この問いの場合は直線のほうの傾きが固定されているので比較的状況を把握しやすく、逆に傾きのほうが変化する場合には状況はやや複雑になります。さらに、直線の式のほうに絶対値記号がつく場合も同様に複雑になります。いずれにしても、グラフの図形的状況を丁寧・正確に把握する事がポイントとなります。

この問いと同じ部類で、より平易なパターンはx軸に平行なy=Cのような直線と、2次関数が一部反転した関数との交点を調べさせる問題です。その場合、反転した頂点部分より上とx軸で2交点、頂点の座標では3点、x軸から頂点までの間では4点、y座標が負の部分では0点で交わるという事になります。

微積分との複合問題

微積分の問題で、絶対値記号がついた関数の微分や積分を問うという出題も一応あり得るものではあります。いずれの場合も、絶対値記号がついたままでは微分も積分もできません。

まず絶対値の中身の正負の状況を正確に把握して、絶対値記号を外すという操作が必要になります。それから、微積分の操作をします。

上記の2次関数に絶対値記号をつけた関数に直線が接する条件を微分で出す場合には、x軸に対して反転した部分で接するため、マイナスをつけて絶対値記号をはずした2次関数を微分する事になります。微分の場合は、関数の正負が反転する部分は導関数の正負も反転するだけという性質をうまく使える場合もあります。

定積分であれば積分区間を分割する事になります。本来マイナスになる部分の定積分がプラスに転じるので全体の値も当然変わってきます。

いずれにしても、通常の形の関数を微積分するよりも一手間かかる問題になりやすいのです。

参考までに、絶対値記号がついた関数がx軸で反射するように折れ曲がる点は、微積分学では関数が「連続であるけれども微分不可能である」点の例の1つとしてよく取り上げられます。これは、その点に変数xを近づける時に、大きい側から近づける場合と、小さい側から近づける場合とで微分係数に相当する極限値が異なる値になってしまうためです。

2次関数を表す式と放物線【図形と式】

高校数学での、直交座標上での図形的な性質と関連させた2次関数の式、および問題を解くコツについて説明します。

**依頼内容:** 絶対値記号のついた関数を扱う解説文について、最後の文の後に続く部分を書いてください。 リストはこの作業には関係しない。

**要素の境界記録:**
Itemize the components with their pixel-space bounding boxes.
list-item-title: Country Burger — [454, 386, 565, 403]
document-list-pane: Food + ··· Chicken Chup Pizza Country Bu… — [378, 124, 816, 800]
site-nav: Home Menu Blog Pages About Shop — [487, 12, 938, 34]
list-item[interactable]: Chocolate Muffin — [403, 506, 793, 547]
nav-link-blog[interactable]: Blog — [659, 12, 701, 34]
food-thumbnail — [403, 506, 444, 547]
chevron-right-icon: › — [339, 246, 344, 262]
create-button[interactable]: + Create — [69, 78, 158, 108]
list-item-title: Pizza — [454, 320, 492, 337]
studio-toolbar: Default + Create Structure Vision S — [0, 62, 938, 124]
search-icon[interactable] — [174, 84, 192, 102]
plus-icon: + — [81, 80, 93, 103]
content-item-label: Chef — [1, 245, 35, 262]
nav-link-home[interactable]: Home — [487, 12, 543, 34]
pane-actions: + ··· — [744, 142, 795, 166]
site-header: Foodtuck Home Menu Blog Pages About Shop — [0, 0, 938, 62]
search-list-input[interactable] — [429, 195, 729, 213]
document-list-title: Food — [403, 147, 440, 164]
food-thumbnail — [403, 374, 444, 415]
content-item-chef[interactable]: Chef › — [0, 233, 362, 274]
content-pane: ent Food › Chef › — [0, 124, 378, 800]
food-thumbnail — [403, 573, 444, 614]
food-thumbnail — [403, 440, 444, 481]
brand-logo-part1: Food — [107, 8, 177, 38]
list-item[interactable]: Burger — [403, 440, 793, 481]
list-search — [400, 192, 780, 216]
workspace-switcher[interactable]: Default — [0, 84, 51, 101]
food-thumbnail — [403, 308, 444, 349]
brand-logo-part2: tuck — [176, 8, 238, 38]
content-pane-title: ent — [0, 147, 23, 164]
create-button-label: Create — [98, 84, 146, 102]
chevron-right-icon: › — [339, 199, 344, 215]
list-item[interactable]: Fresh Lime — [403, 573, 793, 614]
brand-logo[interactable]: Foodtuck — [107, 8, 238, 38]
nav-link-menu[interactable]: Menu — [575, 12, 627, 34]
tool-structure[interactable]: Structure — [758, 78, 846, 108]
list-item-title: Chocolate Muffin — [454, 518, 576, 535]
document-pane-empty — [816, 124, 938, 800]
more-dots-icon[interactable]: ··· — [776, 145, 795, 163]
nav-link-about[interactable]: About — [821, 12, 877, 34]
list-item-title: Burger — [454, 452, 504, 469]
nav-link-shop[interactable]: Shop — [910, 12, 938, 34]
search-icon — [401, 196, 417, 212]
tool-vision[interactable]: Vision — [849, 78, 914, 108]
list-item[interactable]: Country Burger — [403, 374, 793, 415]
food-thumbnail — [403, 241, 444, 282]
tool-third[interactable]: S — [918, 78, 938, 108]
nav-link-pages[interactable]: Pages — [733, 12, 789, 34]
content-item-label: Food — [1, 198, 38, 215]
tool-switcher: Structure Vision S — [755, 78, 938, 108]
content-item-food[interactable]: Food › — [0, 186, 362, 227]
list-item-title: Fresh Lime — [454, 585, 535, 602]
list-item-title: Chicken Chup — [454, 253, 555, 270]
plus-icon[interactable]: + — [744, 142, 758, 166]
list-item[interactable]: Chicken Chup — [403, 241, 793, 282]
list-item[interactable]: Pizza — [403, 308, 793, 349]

**回答:**
およそ、センター試験の出題範囲レベルに対応できる程度の問題について解説します。

2次関数と放物線の関係

2次関数を表す図形と高校数学での考察点
2次関数の「頂点」
参考:頂点を調べる別の方法・・2次方程式の解、微分 

2次関数を表す図形と高校数学での考察点

2次関数自体は中学校でも教わるかと思いますが、高校数学だとより自由自在に平面の中での図形的な考察を、式によって(手計算で)進める事が行われます。

2次関数が直交座標上で表す形は「放物線」です。最大値と最小値のどちらか1つを必ず持ち、x軸の無限遠方では必ず+側に無限大になるか-無限大になるのかのどちらかになります。

$$2次関数\hspace{5pt}Ax^2+Bx+C\hspace{5pt}が表す図形:「放物線」$$

この式で、Aの値がプラスであれば「下に凸【とつ】」の形、逆にAがマイナスであれば逆さまの「上に凸」の形になります。

尚、A=0であれば1次関数になってしまうので、その場合に限っては図形は放物線にならず直線になります。

このように、式の中での性質や特徴が、図形的にはどのような意味を持つのかを理解しておく事が問題を解くうえでのポイントになります。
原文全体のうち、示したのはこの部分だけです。